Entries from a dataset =
# # #
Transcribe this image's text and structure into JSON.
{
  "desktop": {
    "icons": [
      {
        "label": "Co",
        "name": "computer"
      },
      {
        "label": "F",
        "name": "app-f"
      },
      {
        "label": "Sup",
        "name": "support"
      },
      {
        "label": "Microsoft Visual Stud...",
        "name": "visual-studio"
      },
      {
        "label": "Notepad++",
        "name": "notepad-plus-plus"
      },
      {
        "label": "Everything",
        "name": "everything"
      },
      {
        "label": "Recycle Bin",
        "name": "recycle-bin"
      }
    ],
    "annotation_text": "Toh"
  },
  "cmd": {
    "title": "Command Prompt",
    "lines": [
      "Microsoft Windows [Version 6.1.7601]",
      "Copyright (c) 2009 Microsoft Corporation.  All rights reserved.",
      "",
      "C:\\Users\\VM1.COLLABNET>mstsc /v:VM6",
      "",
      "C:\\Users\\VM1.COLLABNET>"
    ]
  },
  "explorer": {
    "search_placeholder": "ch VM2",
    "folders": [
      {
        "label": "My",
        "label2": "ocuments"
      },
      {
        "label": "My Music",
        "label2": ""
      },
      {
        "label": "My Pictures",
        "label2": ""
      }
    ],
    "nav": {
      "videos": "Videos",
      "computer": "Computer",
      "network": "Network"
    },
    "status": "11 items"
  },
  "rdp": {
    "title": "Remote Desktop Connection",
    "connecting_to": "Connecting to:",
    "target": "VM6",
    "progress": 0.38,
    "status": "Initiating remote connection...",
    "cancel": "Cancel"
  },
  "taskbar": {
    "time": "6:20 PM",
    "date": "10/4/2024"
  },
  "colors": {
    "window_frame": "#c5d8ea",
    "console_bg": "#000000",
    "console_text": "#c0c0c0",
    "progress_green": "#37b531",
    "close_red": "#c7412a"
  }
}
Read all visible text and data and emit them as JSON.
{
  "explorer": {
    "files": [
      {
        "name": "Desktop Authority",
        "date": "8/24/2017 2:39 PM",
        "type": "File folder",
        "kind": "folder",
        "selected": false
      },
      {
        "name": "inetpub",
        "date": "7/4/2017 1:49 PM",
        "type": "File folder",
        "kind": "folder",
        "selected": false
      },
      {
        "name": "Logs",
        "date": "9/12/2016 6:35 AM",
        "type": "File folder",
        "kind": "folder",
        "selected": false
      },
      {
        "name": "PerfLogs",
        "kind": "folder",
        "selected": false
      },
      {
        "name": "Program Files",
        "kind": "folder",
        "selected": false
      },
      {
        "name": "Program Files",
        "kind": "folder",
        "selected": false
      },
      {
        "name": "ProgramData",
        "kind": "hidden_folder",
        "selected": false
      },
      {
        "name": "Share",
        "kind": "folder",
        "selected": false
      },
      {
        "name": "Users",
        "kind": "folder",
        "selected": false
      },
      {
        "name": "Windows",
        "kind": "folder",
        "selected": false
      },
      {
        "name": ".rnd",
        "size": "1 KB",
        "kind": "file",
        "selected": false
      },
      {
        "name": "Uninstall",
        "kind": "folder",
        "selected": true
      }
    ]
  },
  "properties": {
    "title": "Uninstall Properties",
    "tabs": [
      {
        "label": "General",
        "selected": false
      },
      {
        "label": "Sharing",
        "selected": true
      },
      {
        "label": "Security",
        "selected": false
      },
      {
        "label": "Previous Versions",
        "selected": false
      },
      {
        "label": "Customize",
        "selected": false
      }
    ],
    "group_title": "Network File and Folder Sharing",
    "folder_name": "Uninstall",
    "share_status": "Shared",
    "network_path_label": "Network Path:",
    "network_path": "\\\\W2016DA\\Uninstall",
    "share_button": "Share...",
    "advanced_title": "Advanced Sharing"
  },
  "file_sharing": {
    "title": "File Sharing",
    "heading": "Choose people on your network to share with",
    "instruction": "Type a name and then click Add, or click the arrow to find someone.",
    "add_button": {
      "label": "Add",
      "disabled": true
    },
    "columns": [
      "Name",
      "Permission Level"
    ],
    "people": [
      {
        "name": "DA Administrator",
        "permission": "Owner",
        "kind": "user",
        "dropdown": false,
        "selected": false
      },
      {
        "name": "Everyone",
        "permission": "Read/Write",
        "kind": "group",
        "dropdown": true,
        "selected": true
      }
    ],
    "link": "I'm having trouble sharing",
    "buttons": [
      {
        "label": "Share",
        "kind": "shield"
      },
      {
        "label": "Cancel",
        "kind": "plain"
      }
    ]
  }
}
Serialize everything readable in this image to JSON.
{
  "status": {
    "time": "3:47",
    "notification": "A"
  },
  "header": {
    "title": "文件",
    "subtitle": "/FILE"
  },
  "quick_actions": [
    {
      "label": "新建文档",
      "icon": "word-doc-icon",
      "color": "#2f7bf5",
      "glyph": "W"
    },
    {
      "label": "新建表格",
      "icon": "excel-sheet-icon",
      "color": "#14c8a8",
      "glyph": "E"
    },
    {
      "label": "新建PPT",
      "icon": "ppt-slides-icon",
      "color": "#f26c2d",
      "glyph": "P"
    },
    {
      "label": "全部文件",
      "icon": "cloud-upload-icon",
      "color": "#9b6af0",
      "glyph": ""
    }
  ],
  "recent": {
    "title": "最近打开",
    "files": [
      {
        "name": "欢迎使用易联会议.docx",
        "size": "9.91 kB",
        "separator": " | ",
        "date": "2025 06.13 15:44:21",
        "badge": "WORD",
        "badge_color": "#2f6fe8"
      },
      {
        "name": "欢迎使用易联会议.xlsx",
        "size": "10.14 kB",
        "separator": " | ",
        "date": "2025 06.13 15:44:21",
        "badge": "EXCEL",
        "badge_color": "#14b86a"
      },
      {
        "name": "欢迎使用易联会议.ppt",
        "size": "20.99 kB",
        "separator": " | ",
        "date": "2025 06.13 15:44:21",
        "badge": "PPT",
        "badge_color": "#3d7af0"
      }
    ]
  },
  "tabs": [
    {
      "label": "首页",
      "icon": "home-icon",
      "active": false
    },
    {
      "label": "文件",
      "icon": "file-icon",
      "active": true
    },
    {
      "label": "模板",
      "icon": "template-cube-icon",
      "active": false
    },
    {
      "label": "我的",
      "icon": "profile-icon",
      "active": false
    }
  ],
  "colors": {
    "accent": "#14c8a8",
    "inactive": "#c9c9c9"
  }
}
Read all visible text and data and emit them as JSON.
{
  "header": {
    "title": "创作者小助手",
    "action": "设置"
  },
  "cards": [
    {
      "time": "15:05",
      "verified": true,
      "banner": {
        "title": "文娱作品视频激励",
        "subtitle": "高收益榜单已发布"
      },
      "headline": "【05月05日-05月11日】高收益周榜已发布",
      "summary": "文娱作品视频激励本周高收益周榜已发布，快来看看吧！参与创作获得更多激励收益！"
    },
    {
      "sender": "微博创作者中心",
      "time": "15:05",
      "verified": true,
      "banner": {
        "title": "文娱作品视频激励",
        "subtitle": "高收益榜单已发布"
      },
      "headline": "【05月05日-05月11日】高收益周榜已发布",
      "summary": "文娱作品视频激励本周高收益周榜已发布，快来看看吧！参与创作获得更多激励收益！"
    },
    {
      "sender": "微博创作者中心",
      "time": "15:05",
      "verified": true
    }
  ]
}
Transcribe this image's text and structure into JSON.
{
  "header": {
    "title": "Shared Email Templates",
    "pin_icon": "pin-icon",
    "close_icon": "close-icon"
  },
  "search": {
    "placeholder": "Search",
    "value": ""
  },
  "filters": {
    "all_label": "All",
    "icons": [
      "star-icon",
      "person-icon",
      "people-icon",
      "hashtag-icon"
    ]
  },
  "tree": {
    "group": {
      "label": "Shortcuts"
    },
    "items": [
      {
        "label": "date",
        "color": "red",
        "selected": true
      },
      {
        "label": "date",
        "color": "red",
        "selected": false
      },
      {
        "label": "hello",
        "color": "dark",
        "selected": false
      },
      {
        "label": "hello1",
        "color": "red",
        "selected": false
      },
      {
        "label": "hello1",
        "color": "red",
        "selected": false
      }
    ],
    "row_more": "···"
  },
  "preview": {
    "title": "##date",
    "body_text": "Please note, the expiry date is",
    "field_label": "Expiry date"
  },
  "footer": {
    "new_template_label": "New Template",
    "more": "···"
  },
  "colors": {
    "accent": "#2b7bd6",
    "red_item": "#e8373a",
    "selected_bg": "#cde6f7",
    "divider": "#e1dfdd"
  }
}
# # #
Working from the entries above, return all lines that contain "欢迎使用易联会议".

Solution to the exercise =
        "name": "欢迎使用易联会议.docx",
        "name": "欢迎使用易联会议.xlsx",
        "name": "欢迎使用易联会议.ppt",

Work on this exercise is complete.